= Work item =
Transcribe the records below exactly.

[Data extracted from a collection]
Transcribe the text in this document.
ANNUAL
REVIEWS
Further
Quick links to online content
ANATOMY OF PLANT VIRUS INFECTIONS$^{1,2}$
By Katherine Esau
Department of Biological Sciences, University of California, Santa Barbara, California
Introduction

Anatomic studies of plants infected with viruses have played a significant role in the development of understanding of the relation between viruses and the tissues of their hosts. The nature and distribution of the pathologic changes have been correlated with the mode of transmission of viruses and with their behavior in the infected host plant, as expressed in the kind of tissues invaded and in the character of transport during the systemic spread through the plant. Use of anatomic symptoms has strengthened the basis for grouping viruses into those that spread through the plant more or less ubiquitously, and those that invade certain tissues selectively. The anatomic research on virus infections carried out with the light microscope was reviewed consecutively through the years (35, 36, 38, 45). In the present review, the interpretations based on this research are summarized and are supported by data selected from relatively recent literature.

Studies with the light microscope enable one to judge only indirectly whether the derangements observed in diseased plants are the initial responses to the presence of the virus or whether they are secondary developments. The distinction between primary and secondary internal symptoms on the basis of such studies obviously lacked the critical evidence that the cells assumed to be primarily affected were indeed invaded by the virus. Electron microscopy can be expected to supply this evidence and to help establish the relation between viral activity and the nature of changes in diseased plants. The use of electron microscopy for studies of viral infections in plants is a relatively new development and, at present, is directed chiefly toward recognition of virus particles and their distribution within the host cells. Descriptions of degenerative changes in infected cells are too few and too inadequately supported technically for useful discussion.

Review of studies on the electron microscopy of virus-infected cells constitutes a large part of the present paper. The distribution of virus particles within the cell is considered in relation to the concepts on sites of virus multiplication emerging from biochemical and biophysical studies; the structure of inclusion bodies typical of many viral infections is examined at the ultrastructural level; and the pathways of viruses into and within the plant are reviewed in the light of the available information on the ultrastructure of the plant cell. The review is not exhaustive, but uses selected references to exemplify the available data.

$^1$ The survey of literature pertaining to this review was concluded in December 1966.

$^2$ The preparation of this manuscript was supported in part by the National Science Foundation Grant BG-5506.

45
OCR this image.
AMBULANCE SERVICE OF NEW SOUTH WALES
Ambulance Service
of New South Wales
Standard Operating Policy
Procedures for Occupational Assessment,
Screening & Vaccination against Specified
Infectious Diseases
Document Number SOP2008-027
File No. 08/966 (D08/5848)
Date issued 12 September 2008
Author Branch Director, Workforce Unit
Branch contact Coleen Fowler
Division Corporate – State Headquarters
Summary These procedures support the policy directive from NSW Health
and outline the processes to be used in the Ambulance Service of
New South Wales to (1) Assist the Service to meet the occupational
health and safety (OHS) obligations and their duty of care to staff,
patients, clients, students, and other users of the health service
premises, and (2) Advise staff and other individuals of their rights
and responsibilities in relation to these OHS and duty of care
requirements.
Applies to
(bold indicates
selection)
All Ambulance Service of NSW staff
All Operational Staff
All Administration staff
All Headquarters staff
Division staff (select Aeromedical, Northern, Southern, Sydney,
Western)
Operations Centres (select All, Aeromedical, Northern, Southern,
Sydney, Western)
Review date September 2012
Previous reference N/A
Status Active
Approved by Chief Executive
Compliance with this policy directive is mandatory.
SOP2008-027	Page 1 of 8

= Response to the exercise =
Transcribe the text in this document.
ANNUAL
REVIEWS
Further
Quick links to online content
ANATOMY OF PLANT VIRUS INFECTIONS$^{1,2}$
By Katherine Esau
Department of Biological Sciences, University of California, Santa Barbara, California
Introduction

Anatomic studies of plants infected with viruses have played a significant role in the development of understanding of the relation between viruses and the tissues of their hosts. The nature and distribution of the pathologic changes have been correlated with the mode of transmission of viruses and with their behavior in the infected host plant, as expressed in the kind of tissues invaded and in the character of transport during the systemic spread through the plant. Use of anatomic symptoms has strengthened the basis for grouping viruses into those that spread through the plant more or less ubiquitously, and those that invade certain tissues selectively. The anatomic research on virus infections carried out with the light microscope was reviewed consecutively through the years (35, 36, 38, 45). In the present review, the interpretations based on this research are summarized and are supported by data selected from relatively recent literature.

Studies with the light microscope enable one to judge only indirectly whether the derangements observed in diseased plants are the initial responses to the presence of the virus or whether they are secondary developments. The distinction between primary and secondary internal symptoms on the basis of such studies obviously lacked the critical evidence that the cells assumed to be primarily affected were indeed invaded by the virus. Electron microscopy can be expected to supply this evidence and to help establish the relation between viral activity and the nature of changes in diseased plants. The use of electron microscopy for studies of viral infections in plants is a relatively new development and, at present, is directed chiefly toward recognition of virus particles and their distribution within the host cells. Descriptions of degenerative changes in infected cells are too few and too inadequately supported technically for useful discussion.

Review of studies on the electron microscopy of virus-infected cells constitutes a large part of the present paper. The distribution of virus particles within the cell is considered in relation to the concepts on sites of virus multiplication emerging from biochemical and biophysical studies; the structure of inclusion bodies typical of many viral infections is examined at the ultrastructural level; and the pathways of viruses into and within the plant are reviewed in the light of the available information on the ultrastructure of the plant cell. The review is not exhaustive, but uses selected references to exemplify the available data.

$^1$ The survey of literature pertaining to this review was concluded in December 1966.

$^2$ The preparation of this manuscript was supported in part by the National Science Foundation Grant BG-5506.

45
OCR this image.
AMBULANCE SERVICE OF NEW SOUTH WALES
Ambulance Service
of New South Wales
Standard Operating Policy
Procedures for Occupational Assessment,
Screening & Vaccination against Specified
Infectious Diseases
Document Number SOP2008-027
File No. 08/966 (D08/5848)
Date issued 12 September 2008
Author Branch Director, Workforce Unit
Branch contact Coleen Fowler
Division Corporate – State Headquarters
Summary These procedures support the policy directive from NSW Health
and outline the processes to be used in the Ambulance Service of
New South Wales to (1) Assist the Service to meet the occupational
health and safety (OHS) obligations and their duty of care to staff,
patients, clients, students, and other users of the health service
premises, and (2) Advise staff and other individuals of their rights
and responsibilities in relation to these OHS and duty of care
requirements.
Applies to
(bold indicates
selection)
All Ambulance Service of NSW staff
All Operational Staff
All Administration staff
All Headquarters staff
Division staff (select Aeromedical, Northern, Southern, Sydney,
Western)
Operations Centres (select All, Aeromedical, Northern, Southern,
Sydney, Western)
Review date September 2012
Previous reference N/A
Status Active
Approved by Chief Executive
Compliance with this policy directive is mandatory.
SOP2008-027	Page 1 of 8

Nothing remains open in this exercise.